• REQUIREMENT: Output only the lines that run from the line holding "What text is on this page?" to the end of the data below, including both ends, without any pictures.

::::::::

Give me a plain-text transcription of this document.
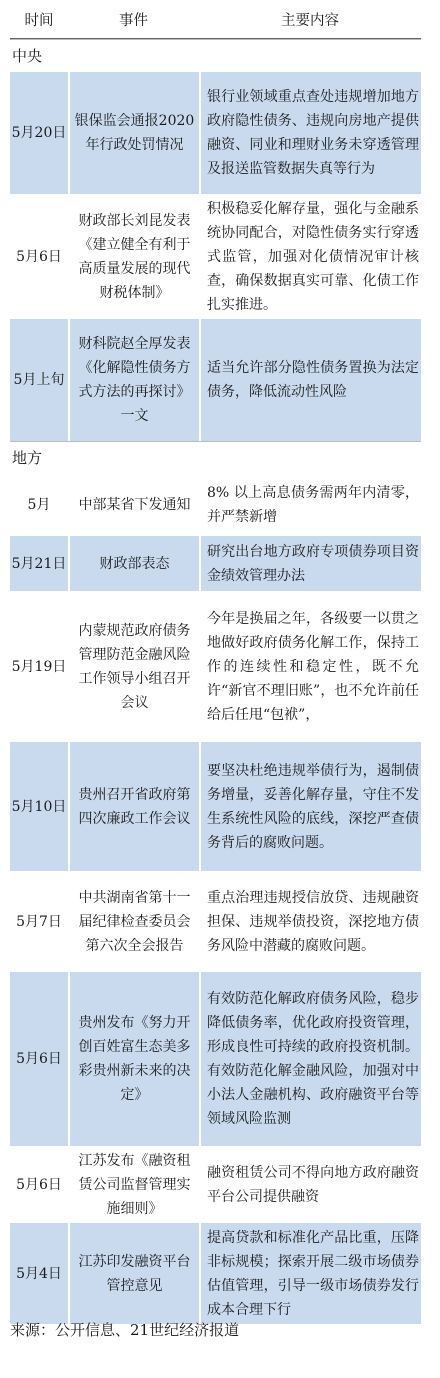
时间	事件	主要内容
中央		
5月20日	银保监会通报2020年行政处罚情况	银行业领域重点查处违规增加地方政府隐性债务、违规向房地产提供融资、同业和理财业务未穿透管理及报送监管数据失真等行为
5月6日	财政部长刘昆发表《建立健全有利于高质量发展的现代财税体制》	积极稳妥化解存量，强化与金融系统协同配合，对隐性债务实行穿透式监管，加强对化债情况审计核查，确保数据真实可靠、化债工作扎实推进。
5月上旬	财科院赵全厚发表《化解隐性债务方式方法的再探讨》一文	适当允许部分隐性债务置换为法定债务，降低流动性风险
地方		
5月	中部某省下发通知	8% 以上高息债务需两年内清零，并严禁新增
5月21日	财政部表态	研究出台地方政府专项债券项目资金绩效管理办法
5月19日	内蒙规范政府债务管理防范金融风险工作领导小组召开会议	今年是换届之年，各级要一以贯之地做好政府债务化解工作，保持工作的连续性和稳定性，既不允许“新官不理旧账”，也不允许前任给后任甩“包袱”，
5月10日	贵州召开省政府第四次廉政工作会议	要坚决杜绝违规举债行为，遏制债务增量，妥善化解存量，守住不发生系统性风险的底线，深挖严查债务背后的腐败问题。
5月7日	中共湖南省第十一届纪律检查委员会第六次全会报告	重点治理违规授信放贷、违规融资担保、违规举债投资，深挖地方债务风险中潜藏的腐败问题。
5月6日	贵州发布《努力开创百姓富生态美多彩贵州新未来的决定》	有效防范化解政府债务风险，稳步降低债务率，优化政府投资管理，形成良性可持续的政府投资机制。有效防范化解金融风险，加强对中小法人金融机构、政府融资平台等领域风险监测
5月6日	江苏发布《融资租赁公司监督管理实施细则》	融资租赁公司不得向地方政府融资平台公司提供融资
5月4日	江苏印发融资平台管控意见	提高贷款和标准化产品比重，压降非标规模；探索开展二级市场债券估值管理，引导一级市场债券发行成本合理下行
来源：公开信息、21世纪经济报道
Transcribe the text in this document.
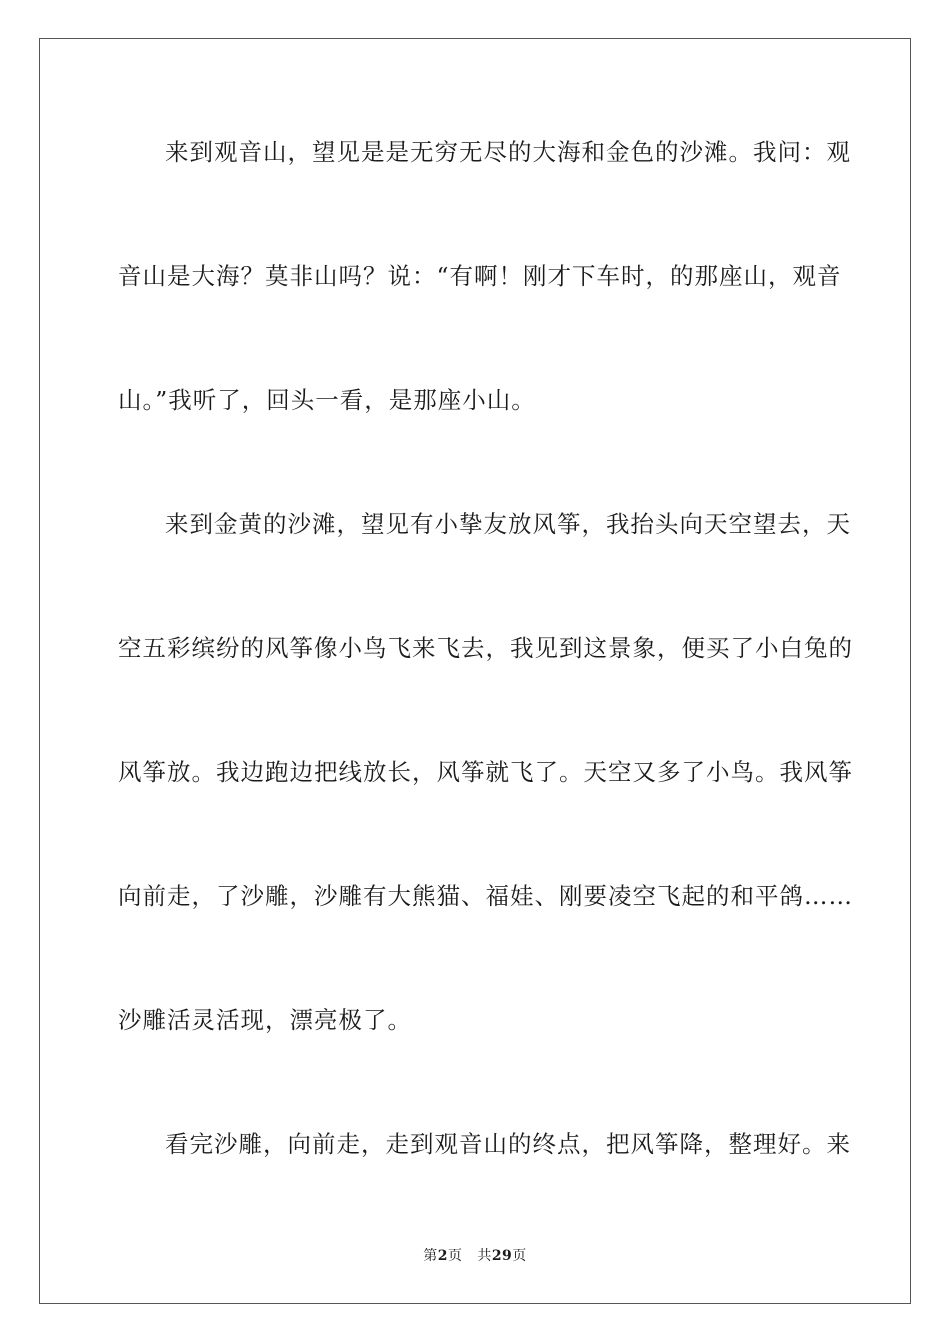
来到观音山，望见是是无穷无尽的大海和金色的沙滩。我问：观
音山是大海？莫非山吗？说：“有啊！刚才下车时，的那座山，观音
山。”我听了，回头一看，是那座小山。
来到金黄的沙滩，望见有小挚友放风筝，我抬头向天空望去，天
空五彩缤纷的风筝像小鸟飞来飞去，我见到这景象，便买了小白兔的
风筝放。我边跑边把线放长，风筝就飞了。天空又多了小鸟。我风筝
向前走，了沙雕，沙雕有大熊猫、福娃、刚要凌空飞起的和平鸽……
沙雕活灵活现，漂亮极了。
看完沙雕，向前走，走到观音山的终点，把风筝降，整理好。来
第2页 共29页
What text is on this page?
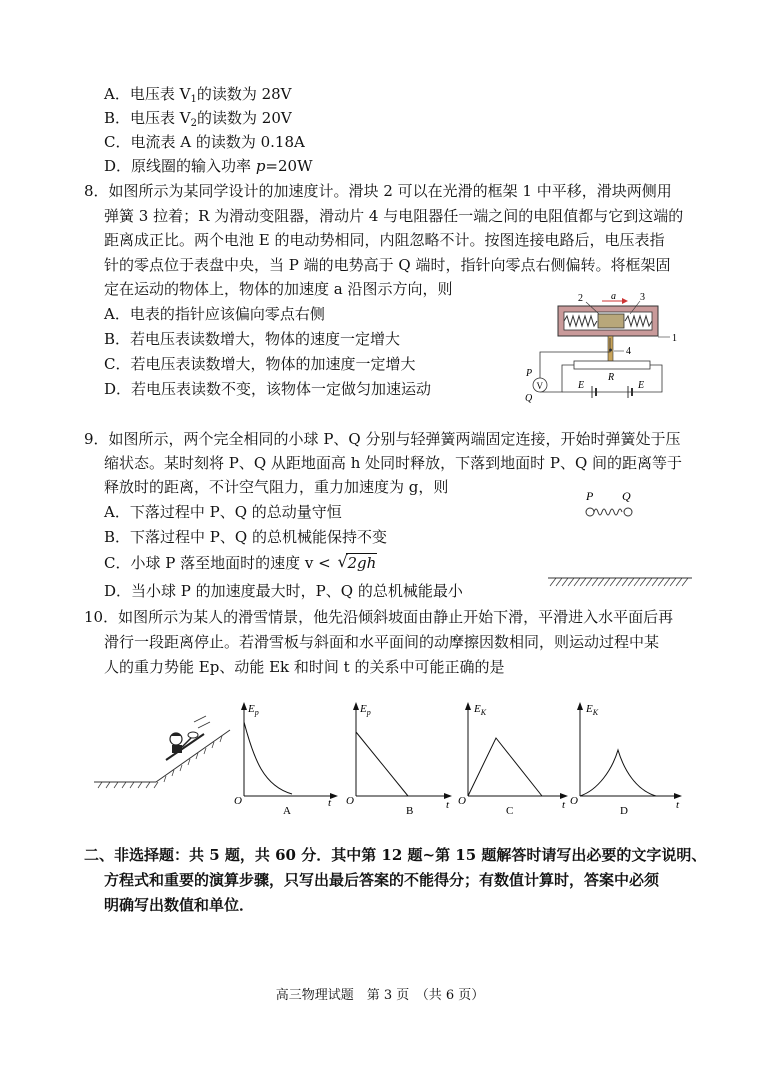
A．电压表 $V_1$的读数为 28V
B．电压表 $V_2$的读数为 20V
C．电流表 A 的读数为 0.18A
D．原线圈的输入功率 p=20W
8．如图所示为某同学设计的加速度计。滑块 2 可以在光滑的框架 1 中平移，滑块两侧用
弹簧 3 拉着；R 为滑动变阻器，滑动片 4 与电阻器任一端之间的电阻值都与它到这端的
距离成正比。两个电池 E 的电动势相同，内阻忽略不计。按图连接电路后，电压表指
针的零点位于表盘中央，当 P 端的电势高于 Q 端时，指针向零点右侧偏转。将框架固
定在运动的物体上，物体的加速度 a 沿图示方向，则
A．电表的指针应该偏向零点右侧
B．若电压表读数增大，物体的速度一定增大
C．若电压表读数增大，物体的加速度一定增大
D．若电压表读数不变，该物体一定做匀加速运动
a
2	3
1
4
R
E	E
V
P
Q
9．如图所示，两个完全相同的小球 P、Q 分别与轻弹簧两端固定连接，开始时弹簧处于压
缩状态。某时刻将 P、Q 从距地面高 h 处同时释放，下落到地面时 P、Q 间的距离等于
释放时的距离，不计空气阻力，重力加速度为 g，则
A．下落过程中 P、Q 的总动量守恒
B．下落过程中 P、Q 的总机械能保持不变
C．小球 P 落至地面时的速度 v < √ 2gh
D．当小球 P 的加速度最大时，P、Q 的总机械能最小
P Q
10．如图所示为某人的滑雪情景，他先沿倾斜坡面由静止开始下滑，平滑进入水平面后再
滑行一段距离停止。若滑雪板与斜面和水平面间的动摩擦因数相同，则运动过程中某
人的重力势能 Ep、动能 Ek 和时间 t 的关系中可能正确的是
$E_p$
O	t
A
$E_p$
O	t
B
$E_K$
O	t
C
$E_K$
O	t
D
二、非选择题：共 5 题，共 60 分．其中第 12 题~第 15 题解答时请写出必要的文字说明、
方程式和重要的演算步骤，只写出最后答案的不能得分；有数值计算时，答案中必须
明确写出数值和单位．
高三物理试题　第 3 页　（共 6 页）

::::::::

• EXPECTED ANSWER:
What text is on this page?
A．电压表 $V_1$的读数为 28V
B．电压表 $V_2$的读数为 20V
C．电流表 A 的读数为 0.18A
D．原线圈的输入功率 p=20W
8．如图所示为某同学设计的加速度计。滑块 2 可以在光滑的框架 1 中平移，滑块两侧用
弹簧 3 拉着；R 为滑动变阻器，滑动片 4 与电阻器任一端之间的电阻值都与它到这端的
距离成正比。两个电池 E 的电动势相同，内阻忽略不计。按图连接电路后，电压表指
针的零点位于表盘中央，当 P 端的电势高于 Q 端时，指针向零点右侧偏转。将框架固
定在运动的物体上，物体的加速度 a 沿图示方向，则
A．电表的指针应该偏向零点右侧
B．若电压表读数增大，物体的速度一定增大
C．若电压表读数增大，物体的加速度一定增大
D．若电压表读数不变，该物体一定做匀加速运动
a
2	3
1
4
R
E	E
V
P
Q
9．如图所示，两个完全相同的小球 P、Q 分别与轻弹簧两端固定连接，开始时弹簧处于压
缩状态。某时刻将 P、Q 从距地面高 h 处同时释放，下落到地面时 P、Q 间的距离等于
释放时的距离，不计空气阻力，重力加速度为 g，则
A．下落过程中 P、Q 的总动量守恒
B．下落过程中 P、Q 的总机械能保持不变
C．小球 P 落至地面时的速度 v < √ 2gh
D．当小球 P 的加速度最大时，P、Q 的总机械能最小
P Q
10．如图所示为某人的滑雪情景，他先沿倾斜坡面由静止开始下滑，平滑进入水平面后再
滑行一段距离停止。若滑雪板与斜面和水平面间的动摩擦因数相同，则运动过程中某
人的重力势能 Ep、动能 Ek 和时间 t 的关系中可能正确的是
$E_p$
O	t
A
$E_p$
O	t
B
$E_K$
O	t
C
$E_K$
O	t
D
二、非选择题：共 5 题，共 60 分．其中第 12 题~第 15 题解答时请写出必要的文字说明、
方程式和重要的演算步骤，只写出最后答案的不能得分；有数值计算时，答案中必须
明确写出数值和单位．
高三物理试题　第 3 页　（共 6 页）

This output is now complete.